> [Set exercise]
Examine the material below. Gather every line in which the string "Banks" appears.

------

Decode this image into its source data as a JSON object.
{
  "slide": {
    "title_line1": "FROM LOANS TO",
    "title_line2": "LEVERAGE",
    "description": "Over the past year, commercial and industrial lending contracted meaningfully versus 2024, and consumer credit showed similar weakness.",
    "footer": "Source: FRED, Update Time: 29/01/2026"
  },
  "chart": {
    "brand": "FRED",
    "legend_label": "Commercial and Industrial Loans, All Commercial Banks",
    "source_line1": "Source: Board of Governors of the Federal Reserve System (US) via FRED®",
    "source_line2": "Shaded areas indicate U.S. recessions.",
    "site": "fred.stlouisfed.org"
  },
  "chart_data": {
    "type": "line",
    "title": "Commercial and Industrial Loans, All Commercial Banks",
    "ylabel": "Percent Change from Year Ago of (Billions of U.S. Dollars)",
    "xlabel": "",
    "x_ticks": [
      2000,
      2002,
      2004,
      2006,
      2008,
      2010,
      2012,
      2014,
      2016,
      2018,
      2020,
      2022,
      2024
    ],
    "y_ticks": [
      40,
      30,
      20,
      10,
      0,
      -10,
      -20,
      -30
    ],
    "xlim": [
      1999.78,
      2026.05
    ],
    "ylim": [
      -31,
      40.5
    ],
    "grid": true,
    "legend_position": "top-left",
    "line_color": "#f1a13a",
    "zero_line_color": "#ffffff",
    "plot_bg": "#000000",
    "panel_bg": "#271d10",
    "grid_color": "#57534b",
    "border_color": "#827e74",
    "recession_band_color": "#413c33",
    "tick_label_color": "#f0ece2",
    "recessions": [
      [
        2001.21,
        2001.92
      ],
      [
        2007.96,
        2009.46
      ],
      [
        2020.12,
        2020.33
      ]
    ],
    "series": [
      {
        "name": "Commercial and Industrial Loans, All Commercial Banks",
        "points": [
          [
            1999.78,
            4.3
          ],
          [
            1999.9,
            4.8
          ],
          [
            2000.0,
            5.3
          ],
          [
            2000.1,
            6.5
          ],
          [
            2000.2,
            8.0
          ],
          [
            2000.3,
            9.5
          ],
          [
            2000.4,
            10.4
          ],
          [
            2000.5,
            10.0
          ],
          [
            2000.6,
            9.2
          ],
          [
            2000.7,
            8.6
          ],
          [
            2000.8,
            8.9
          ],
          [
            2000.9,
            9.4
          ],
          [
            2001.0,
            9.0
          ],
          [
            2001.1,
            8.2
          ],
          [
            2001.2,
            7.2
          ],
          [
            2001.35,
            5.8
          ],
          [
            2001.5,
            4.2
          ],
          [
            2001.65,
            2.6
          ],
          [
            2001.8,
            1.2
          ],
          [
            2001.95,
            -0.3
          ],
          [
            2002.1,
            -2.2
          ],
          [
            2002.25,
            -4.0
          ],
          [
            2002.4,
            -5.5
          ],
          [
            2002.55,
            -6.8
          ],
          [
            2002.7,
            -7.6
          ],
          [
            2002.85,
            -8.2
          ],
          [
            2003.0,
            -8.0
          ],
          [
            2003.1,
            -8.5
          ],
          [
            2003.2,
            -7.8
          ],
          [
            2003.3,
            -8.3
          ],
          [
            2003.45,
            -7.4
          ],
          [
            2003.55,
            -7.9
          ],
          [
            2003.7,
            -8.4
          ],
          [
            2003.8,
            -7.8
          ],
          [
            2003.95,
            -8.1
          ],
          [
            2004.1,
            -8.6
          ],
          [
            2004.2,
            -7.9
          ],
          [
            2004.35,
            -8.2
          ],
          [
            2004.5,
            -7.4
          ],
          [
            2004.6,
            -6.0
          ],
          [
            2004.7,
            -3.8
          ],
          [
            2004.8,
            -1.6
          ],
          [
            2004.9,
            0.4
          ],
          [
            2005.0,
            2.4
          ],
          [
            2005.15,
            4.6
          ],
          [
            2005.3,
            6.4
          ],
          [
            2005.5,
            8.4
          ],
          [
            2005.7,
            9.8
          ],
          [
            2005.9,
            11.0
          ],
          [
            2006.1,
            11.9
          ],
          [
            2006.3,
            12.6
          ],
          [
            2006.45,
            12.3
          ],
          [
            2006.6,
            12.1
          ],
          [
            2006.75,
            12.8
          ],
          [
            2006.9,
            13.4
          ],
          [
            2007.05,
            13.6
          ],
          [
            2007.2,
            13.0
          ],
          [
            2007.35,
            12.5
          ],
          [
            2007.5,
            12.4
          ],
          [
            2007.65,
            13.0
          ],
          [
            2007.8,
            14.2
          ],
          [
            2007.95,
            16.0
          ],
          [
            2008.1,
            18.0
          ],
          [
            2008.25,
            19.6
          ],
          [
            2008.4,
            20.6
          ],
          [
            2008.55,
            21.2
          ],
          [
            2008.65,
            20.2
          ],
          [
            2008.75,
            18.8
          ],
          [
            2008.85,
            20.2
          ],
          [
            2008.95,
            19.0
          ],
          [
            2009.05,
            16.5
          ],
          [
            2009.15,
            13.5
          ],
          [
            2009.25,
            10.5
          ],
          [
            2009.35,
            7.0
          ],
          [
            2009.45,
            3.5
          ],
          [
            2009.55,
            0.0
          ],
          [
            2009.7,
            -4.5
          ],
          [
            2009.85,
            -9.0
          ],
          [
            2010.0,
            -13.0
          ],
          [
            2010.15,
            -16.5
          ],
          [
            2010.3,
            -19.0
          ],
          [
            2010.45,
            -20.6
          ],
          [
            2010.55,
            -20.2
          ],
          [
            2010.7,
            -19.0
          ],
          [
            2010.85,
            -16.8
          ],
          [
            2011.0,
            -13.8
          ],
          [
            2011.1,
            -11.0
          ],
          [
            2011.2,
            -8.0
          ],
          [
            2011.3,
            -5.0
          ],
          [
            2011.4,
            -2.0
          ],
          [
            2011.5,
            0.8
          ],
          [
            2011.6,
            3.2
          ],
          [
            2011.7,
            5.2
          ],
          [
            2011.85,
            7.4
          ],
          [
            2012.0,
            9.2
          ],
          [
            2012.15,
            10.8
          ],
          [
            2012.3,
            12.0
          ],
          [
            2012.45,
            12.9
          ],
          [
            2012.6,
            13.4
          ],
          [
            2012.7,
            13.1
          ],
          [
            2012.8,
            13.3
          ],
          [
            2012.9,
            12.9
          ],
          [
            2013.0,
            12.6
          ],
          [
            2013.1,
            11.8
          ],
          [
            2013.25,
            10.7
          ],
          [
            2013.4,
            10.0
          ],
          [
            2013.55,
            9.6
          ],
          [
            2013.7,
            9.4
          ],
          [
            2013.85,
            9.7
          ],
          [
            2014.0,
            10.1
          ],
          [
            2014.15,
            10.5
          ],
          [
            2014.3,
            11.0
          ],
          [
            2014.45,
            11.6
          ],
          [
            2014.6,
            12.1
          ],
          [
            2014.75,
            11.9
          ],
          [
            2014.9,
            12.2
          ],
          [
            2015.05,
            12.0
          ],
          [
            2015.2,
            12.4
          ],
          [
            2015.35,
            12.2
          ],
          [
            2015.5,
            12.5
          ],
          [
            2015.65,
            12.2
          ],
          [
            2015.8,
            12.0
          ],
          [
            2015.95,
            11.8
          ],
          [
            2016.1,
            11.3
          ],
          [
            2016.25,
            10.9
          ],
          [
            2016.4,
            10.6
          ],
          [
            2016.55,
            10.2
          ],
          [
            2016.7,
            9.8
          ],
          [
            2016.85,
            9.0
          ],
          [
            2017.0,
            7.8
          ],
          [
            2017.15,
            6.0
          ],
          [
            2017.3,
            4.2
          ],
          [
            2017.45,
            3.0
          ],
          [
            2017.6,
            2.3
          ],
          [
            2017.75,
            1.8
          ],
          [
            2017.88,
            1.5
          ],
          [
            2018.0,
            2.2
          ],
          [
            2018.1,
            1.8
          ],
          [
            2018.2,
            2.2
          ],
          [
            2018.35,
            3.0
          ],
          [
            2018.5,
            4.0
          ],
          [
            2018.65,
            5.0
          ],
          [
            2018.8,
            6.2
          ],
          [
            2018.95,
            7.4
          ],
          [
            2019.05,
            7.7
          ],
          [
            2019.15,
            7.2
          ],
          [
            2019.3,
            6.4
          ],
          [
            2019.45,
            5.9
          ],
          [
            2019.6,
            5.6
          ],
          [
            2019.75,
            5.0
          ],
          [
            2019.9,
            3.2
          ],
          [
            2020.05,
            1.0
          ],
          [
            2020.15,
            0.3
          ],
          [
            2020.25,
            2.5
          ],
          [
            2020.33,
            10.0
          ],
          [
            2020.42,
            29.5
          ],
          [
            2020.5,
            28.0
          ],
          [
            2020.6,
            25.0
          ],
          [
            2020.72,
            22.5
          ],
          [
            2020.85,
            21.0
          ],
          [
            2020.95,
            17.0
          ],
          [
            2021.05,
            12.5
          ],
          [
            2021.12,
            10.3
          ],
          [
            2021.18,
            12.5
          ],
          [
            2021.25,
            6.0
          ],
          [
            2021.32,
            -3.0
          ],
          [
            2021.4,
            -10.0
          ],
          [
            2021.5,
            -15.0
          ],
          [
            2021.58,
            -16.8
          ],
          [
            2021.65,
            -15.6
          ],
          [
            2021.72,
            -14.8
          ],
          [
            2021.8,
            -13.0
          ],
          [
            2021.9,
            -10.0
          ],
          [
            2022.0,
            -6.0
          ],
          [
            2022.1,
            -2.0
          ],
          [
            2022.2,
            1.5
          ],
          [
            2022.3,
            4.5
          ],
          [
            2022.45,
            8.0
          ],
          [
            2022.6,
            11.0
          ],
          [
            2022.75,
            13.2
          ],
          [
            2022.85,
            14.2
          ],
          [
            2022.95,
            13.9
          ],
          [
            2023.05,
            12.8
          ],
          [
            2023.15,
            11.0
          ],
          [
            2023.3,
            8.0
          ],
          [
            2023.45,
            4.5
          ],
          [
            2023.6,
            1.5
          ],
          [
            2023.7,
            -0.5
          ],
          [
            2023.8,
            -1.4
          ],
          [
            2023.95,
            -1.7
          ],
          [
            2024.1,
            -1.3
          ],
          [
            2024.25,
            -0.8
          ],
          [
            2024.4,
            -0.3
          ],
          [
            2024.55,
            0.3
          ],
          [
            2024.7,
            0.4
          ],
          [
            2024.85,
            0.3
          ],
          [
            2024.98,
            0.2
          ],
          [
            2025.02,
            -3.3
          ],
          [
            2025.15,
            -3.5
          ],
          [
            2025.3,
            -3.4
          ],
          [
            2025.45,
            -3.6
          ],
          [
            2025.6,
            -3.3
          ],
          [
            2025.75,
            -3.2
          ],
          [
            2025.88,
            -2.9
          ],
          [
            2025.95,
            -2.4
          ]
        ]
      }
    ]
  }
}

------

> [Result of this task]
    "legend_label": "Commercial and Industrial Loans, All Commercial Banks",
    "title": "Commercial and Industrial Loans, All Commercial Banks",
        "name": "Commercial and Industrial Loans, All Commercial Banks",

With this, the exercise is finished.